__Provided information__.
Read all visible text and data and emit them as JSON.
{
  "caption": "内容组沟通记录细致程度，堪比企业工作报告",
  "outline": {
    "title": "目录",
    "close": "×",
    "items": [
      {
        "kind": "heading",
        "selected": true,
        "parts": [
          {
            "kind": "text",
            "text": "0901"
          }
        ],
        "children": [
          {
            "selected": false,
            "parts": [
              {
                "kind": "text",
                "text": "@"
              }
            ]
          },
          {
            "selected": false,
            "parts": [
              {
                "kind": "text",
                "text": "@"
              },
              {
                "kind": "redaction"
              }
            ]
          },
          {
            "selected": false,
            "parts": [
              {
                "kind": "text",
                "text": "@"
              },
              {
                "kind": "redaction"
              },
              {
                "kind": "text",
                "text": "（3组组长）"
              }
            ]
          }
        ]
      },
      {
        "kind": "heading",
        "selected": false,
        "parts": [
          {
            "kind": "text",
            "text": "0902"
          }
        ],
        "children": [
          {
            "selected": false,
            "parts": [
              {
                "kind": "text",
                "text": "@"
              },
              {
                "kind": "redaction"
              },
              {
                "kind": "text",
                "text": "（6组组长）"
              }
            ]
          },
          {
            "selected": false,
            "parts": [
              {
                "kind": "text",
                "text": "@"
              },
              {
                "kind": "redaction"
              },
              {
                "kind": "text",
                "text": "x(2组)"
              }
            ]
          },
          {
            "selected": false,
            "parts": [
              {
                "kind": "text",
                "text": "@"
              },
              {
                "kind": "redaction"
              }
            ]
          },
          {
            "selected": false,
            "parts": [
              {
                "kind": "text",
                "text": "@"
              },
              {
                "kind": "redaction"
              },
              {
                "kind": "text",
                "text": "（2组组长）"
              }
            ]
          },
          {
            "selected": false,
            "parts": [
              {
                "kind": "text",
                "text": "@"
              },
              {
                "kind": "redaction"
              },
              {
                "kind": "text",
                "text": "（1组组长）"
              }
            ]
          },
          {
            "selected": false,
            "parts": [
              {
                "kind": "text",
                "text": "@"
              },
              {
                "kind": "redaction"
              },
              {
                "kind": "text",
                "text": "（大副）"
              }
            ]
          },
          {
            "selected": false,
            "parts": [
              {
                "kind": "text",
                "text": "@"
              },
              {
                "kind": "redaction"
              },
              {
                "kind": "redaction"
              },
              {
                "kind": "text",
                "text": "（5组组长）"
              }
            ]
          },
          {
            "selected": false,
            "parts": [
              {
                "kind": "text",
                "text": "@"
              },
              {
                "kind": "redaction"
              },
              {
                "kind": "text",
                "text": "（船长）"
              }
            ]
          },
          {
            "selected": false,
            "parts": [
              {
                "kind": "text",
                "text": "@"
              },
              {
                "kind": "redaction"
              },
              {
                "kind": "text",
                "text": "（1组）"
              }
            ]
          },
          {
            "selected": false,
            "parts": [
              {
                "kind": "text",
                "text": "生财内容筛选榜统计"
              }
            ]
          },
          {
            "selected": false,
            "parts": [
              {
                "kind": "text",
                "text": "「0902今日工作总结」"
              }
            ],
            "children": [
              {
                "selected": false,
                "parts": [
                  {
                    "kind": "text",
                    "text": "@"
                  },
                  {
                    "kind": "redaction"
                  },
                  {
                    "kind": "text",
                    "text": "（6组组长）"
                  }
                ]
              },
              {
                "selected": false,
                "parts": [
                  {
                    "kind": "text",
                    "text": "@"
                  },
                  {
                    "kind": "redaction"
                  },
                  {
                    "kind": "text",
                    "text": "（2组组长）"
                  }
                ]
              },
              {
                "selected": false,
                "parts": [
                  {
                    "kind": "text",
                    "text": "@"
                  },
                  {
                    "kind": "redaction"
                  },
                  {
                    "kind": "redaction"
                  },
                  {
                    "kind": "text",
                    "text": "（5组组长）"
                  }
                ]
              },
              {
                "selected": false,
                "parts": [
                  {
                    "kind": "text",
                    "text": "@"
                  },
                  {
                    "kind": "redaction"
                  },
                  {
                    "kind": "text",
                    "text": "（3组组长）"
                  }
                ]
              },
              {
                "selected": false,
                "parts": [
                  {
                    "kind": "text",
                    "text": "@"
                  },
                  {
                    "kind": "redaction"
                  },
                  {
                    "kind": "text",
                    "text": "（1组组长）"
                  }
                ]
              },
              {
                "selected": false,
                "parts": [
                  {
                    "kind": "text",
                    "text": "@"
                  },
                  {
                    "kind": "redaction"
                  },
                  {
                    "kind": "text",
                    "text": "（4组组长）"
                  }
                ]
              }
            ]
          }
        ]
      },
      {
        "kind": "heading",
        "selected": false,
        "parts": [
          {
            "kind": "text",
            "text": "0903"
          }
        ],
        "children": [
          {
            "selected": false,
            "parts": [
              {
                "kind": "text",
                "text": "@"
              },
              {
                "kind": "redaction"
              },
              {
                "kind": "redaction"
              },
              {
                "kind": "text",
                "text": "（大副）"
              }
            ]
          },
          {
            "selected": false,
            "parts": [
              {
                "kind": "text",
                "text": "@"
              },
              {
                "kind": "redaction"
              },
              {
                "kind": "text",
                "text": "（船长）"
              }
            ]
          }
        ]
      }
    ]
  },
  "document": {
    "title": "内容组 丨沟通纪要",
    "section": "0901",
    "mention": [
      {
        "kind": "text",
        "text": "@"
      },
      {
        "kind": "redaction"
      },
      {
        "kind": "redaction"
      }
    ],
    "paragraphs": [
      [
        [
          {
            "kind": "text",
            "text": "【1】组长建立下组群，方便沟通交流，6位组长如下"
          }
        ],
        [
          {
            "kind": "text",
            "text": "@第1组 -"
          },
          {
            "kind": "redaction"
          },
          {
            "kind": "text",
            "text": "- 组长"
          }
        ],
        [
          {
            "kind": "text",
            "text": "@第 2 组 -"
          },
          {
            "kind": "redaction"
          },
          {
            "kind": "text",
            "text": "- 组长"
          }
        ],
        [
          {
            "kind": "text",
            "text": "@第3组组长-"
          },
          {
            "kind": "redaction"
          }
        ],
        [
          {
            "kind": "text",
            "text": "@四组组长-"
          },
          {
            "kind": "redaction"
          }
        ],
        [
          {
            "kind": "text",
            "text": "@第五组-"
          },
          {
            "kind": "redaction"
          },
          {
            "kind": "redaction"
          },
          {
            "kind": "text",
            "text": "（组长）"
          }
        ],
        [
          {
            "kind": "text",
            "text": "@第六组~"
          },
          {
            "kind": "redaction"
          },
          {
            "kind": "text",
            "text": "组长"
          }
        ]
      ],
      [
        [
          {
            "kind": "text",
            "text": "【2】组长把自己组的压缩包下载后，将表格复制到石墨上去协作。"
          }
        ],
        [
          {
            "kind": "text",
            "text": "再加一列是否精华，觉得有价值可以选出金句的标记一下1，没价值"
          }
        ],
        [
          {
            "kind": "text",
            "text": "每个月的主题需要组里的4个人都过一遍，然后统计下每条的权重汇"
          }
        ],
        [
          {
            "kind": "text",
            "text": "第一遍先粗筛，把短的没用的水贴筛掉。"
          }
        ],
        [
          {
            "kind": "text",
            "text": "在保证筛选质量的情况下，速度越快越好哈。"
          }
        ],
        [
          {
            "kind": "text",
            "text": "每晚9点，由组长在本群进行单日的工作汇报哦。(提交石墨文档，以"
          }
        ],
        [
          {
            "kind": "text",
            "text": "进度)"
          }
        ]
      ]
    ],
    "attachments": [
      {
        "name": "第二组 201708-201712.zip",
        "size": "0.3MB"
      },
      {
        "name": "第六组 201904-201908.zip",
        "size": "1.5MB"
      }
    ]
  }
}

__Directions for this task__. Go through the records and gather the lines that hold "name".

__Response below__.
        "name": "第二组 201708-201712.zip",
        "name": "第六组 201904-201908.zip",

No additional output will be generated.